- WORK REQUIRED
Retype all the records with nothing changed.

= = = = = = =

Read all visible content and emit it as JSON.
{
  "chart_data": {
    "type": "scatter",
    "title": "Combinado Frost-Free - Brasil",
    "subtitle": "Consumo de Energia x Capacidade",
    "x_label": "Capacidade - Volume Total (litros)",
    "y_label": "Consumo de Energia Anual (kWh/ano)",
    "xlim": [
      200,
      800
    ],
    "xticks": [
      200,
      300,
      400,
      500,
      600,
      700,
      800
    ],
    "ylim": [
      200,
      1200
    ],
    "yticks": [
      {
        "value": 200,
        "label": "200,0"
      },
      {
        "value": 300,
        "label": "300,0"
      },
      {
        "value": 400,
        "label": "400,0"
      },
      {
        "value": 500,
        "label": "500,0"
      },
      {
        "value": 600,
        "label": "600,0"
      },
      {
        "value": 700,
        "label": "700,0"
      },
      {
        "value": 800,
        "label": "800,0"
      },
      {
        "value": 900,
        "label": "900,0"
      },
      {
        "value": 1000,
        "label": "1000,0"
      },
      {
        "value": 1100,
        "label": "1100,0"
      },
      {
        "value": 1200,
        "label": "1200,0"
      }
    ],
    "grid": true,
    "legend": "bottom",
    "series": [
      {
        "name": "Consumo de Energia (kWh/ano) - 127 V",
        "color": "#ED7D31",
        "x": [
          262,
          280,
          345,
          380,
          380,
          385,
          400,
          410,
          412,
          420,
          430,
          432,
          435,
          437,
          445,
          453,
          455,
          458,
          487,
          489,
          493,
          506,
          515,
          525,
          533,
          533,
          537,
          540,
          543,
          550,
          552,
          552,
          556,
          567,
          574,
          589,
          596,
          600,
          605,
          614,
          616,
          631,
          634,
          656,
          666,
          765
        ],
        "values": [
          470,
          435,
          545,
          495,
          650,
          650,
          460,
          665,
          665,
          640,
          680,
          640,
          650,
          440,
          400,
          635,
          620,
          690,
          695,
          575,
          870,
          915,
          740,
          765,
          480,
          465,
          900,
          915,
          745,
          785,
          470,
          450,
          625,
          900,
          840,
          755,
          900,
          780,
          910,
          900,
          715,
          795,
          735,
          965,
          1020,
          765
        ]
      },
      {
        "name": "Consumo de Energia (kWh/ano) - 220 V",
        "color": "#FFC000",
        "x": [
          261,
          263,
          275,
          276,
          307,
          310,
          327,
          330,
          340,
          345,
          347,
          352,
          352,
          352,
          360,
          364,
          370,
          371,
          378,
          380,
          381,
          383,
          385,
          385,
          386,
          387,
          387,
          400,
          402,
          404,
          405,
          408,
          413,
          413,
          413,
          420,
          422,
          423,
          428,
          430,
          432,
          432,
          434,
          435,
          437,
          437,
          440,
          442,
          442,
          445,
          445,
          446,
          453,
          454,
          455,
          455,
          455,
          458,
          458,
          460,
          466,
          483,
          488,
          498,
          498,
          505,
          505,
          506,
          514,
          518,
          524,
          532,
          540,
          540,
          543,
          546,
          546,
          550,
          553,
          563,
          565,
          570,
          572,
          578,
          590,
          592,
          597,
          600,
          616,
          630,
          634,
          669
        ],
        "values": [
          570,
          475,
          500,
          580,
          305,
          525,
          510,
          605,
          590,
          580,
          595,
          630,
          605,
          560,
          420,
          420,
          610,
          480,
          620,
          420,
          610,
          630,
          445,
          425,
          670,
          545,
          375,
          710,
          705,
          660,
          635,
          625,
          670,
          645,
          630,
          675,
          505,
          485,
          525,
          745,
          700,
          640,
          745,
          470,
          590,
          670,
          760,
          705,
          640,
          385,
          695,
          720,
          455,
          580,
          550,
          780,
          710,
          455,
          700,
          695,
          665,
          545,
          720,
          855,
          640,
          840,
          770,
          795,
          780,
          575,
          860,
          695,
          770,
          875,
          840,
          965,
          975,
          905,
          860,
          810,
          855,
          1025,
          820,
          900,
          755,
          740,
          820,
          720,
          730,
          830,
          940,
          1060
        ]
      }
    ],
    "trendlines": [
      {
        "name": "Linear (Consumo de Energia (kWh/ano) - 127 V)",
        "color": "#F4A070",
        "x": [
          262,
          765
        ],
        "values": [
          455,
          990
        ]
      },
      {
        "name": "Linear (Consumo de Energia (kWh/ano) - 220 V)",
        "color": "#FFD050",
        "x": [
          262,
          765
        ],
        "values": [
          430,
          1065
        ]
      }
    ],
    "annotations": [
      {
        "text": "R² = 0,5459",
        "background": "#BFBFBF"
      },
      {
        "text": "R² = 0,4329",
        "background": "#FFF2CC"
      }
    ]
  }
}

= = = = = = =

- FINISHED ANSWER
Read all visible content and emit it as JSON.
{
  "chart_data": {
    "type": "scatter",
    "title": "Combinado Frost-Free - Brasil",
    "subtitle": "Consumo de Energia x Capacidade",
    "x_label": "Capacidade - Volume Total (litros)",
    "y_label": "Consumo de Energia Anual (kWh/ano)",
    "xlim": [
      200,
      800
    ],
    "xticks": [
      200,
      300,
      400,
      500,
      600,
      700,
      800
    ],
    "ylim": [
      200,
      1200
    ],
    "yticks": [
      {
        "value": 200,
        "label": "200,0"
      },
      {
        "value": 300,
        "label": "300,0"
      },
      {
        "value": 400,
        "label": "400,0"
      },
      {
        "value": 500,
        "label": "500,0"
      },
      {
        "value": 600,
        "label": "600,0"
      },
      {
        "value": 700,
        "label": "700,0"
      },
      {
        "value": 800,
        "label": "800,0"
      },
      {
        "value": 900,
        "label": "900,0"
      },
      {
        "value": 1000,
        "label": "1000,0"
      },
      {
        "value": 1100,
        "label": "1100,0"
      },
      {
        "value": 1200,
        "label": "1200,0"
      }
    ],
    "grid": true,
    "legend": "bottom",
    "series": [
      {
        "name": "Consumo de Energia (kWh/ano) - 127 V",
        "color": "#ED7D31",
        "x": [
          262,
          280,
          345,
          380,
          380,
          385,
          400,
          410,
          412,
          420,
          430,
          432,
          435,
          437,
          445,
          453,
          455,
          458,
          487,
          489,
          493,
          506,
          515,
          525,
          533,
          533,
          537,
          540,
          543,
          550,
          552,
          552,
          556,
          567,
          574,
          589,
          596,
          600,
          605,
          614,
          616,
          631,
          634,
          656,
          666,
          765
        ],
        "values": [
          470,
          435,
          545,
          495,
          650,
          650,
          460,
          665,
          665,
          640,
          680,
          640,
          650,
          440,
          400,
          635,
          620,
          690,
          695,
          575,
          870,
          915,
          740,
          765,
          480,
          465,
          900,
          915,
          745,
          785,
          470,
          450,
          625,
          900,
          840,
          755,
          900,
          780,
          910,
          900,
          715,
          795,
          735,
          965,
          1020,
          765
        ]
      },
      {
        "name": "Consumo de Energia (kWh/ano) - 220 V",
        "color": "#FFC000",
        "x": [
          261,
          263,
          275,
          276,
          307,
          310,
          327,
          330,
          340,
          345,
          347,
          352,
          352,
          352,
          360,
          364,
          370,
          371,
          378,
          380,
          381,
          383,
          385,
          385,
          386,
          387,
          387,
          400,
          402,
          404,
          405,
          408,
          413,
          413,
          413,
          420,
          422,
          423,
          428,
          430,
          432,
          432,
          434,
          435,
          437,
          437,
          440,
          442,
          442,
          445,
          445,
          446,
          453,
          454,
          455,
          455,
          455,
          458,
          458,
          460,
          466,
          483,
          488,
          498,
          498,
          505,
          505,
          506,
          514,
          518,
          524,
          532,
          540,
          540,
          543,
          546,
          546,
          550,
          553,
          563,
          565,
          570,
          572,
          578,
          590,
          592,
          597,
          600,
          616,
          630,
          634,
          669
        ],
        "values": [
          570,
          475,
          500,
          580,
          305,
          525,
          510,
          605,
          590,
          580,
          595,
          630,
          605,
          560,
          420,
          420,
          610,
          480,
          620,
          420,
          610,
          630,
          445,
          425,
          670,
          545,
          375,
          710,
          705,
          660,
          635,
          625,
          670,
          645,
          630,
          675,
          505,
          485,
          525,
          745,
          700,
          640,
          745,
          470,
          590,
          670,
          760,
          705,
          640,
          385,
          695,
          720,
          455,
          580,
          550,
          780,
          710,
          455,
          700,
          695,
          665,
          545,
          720,
          855,
          640,
          840,
          770,
          795,
          780,
          575,
          860,
          695,
          770,
          875,
          840,
          965,
          975,
          905,
          860,
          810,
          855,
          1025,
          820,
          900,
          755,
          740,
          820,
          720,
          730,
          830,
          940,
          1060
        ]
      }
    ],
    "trendlines": [
      {
        "name": "Linear (Consumo de Energia (kWh/ano) - 127 V)",
        "color": "#F4A070",
        "x": [
          262,
          765
        ],
        "values": [
          455,
          990
        ]
      },
      {
        "name": "Linear (Consumo de Energia (kWh/ano) - 220 V)",
        "color": "#FFD050",
        "x": [
          262,
          765
        ],
        "values": [
          430,
          1065
        ]
      }
    ],
    "annotations": [
      {
        "text": "R² = 0,5459",
        "background": "#BFBFBF"
      },
      {
        "text": "R² = 0,4329",
        "background": "#FFF2CC"
      }
    ]
  }
}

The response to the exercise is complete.